Tally the lines holding the word "Figure" and state the count by itself.
* begin *
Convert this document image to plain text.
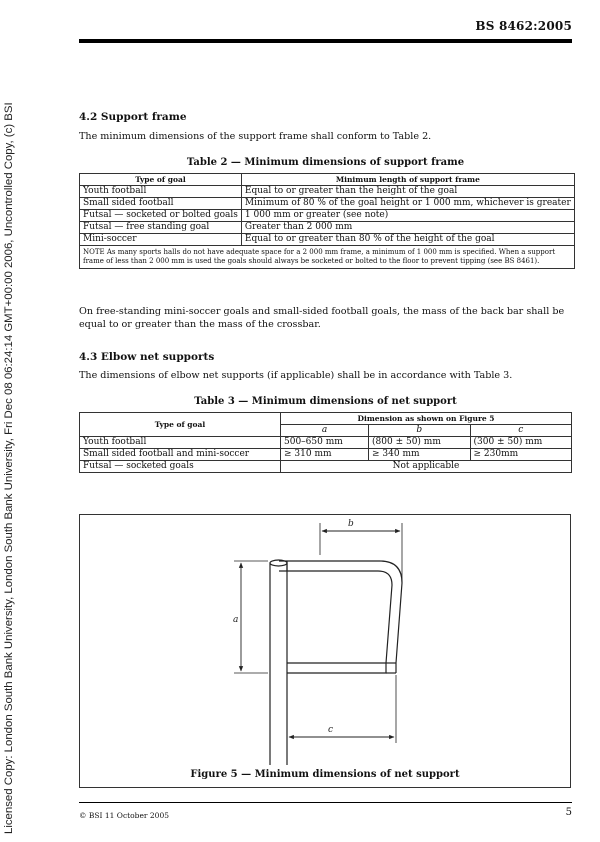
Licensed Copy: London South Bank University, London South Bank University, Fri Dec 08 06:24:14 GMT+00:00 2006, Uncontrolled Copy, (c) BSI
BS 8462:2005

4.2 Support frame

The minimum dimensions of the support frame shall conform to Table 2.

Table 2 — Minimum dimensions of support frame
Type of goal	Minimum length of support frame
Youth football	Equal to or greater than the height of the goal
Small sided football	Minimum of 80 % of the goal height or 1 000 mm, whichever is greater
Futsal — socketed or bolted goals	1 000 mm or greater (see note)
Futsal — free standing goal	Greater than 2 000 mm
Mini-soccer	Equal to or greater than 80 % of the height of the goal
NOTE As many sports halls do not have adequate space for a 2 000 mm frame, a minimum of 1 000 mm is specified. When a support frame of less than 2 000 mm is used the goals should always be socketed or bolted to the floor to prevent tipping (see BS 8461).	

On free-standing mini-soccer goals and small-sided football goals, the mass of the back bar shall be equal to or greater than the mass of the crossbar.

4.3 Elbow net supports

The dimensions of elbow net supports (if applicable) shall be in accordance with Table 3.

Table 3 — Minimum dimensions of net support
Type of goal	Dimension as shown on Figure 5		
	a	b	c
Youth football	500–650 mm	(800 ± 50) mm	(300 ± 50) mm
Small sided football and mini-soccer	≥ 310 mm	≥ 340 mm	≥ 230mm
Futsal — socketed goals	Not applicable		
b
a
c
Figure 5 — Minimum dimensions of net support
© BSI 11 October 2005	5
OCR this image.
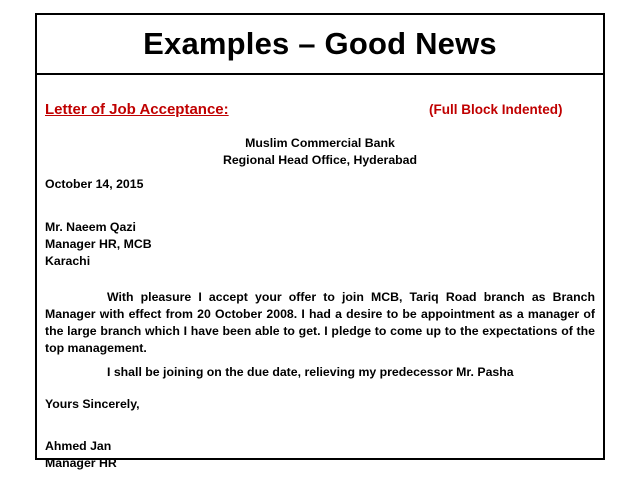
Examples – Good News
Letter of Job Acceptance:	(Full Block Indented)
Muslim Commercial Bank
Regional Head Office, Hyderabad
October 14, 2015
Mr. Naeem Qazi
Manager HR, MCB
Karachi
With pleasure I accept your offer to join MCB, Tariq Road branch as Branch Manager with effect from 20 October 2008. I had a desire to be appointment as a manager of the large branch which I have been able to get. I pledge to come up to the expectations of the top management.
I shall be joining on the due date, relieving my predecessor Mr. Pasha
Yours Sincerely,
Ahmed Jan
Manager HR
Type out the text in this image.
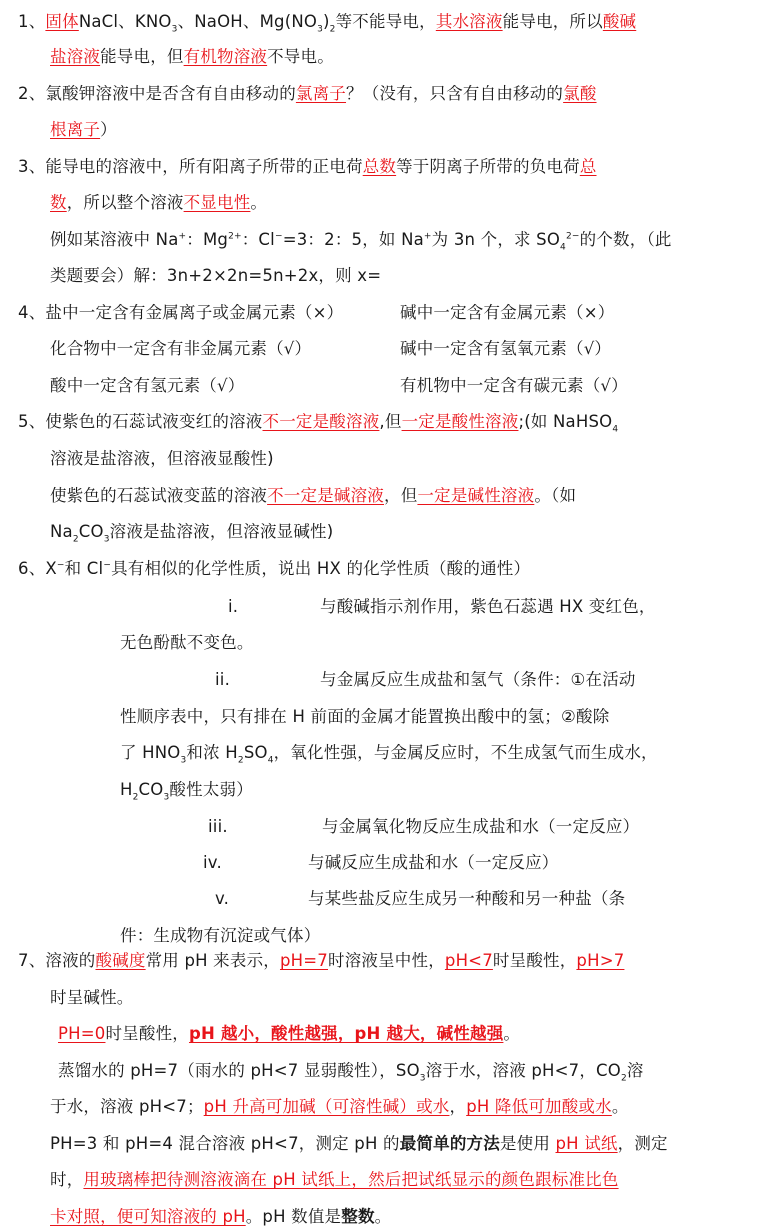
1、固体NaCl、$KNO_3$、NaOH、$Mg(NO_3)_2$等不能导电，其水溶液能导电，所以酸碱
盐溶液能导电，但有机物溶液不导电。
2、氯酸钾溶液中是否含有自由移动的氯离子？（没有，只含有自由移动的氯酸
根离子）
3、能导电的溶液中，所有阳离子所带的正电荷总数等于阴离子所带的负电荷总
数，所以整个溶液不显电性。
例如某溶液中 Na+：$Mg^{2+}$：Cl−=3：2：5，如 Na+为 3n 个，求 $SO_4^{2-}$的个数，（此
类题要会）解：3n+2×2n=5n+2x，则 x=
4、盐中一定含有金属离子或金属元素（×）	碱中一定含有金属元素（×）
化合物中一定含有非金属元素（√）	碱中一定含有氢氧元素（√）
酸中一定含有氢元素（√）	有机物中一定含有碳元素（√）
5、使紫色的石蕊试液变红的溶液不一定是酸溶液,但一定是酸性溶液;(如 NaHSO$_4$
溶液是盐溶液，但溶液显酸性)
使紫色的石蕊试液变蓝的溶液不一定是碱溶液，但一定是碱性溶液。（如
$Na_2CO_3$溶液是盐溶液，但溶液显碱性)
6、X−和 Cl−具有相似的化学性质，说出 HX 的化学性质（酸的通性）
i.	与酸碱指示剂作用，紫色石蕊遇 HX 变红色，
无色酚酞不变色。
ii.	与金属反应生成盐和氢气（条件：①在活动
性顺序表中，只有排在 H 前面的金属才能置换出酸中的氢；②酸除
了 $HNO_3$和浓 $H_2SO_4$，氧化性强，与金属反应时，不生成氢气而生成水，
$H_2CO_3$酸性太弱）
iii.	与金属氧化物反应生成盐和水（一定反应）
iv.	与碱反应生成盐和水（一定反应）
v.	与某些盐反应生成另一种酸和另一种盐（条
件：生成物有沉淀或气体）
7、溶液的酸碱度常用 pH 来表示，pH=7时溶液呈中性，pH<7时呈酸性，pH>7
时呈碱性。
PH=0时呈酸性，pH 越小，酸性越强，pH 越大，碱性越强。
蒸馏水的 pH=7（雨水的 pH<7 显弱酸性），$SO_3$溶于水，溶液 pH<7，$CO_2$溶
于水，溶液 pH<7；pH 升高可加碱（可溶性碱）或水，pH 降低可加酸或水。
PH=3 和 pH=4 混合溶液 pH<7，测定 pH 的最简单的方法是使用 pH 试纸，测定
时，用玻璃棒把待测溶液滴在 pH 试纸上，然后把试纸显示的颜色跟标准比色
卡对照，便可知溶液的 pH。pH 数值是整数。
* end *
Output for this task: 2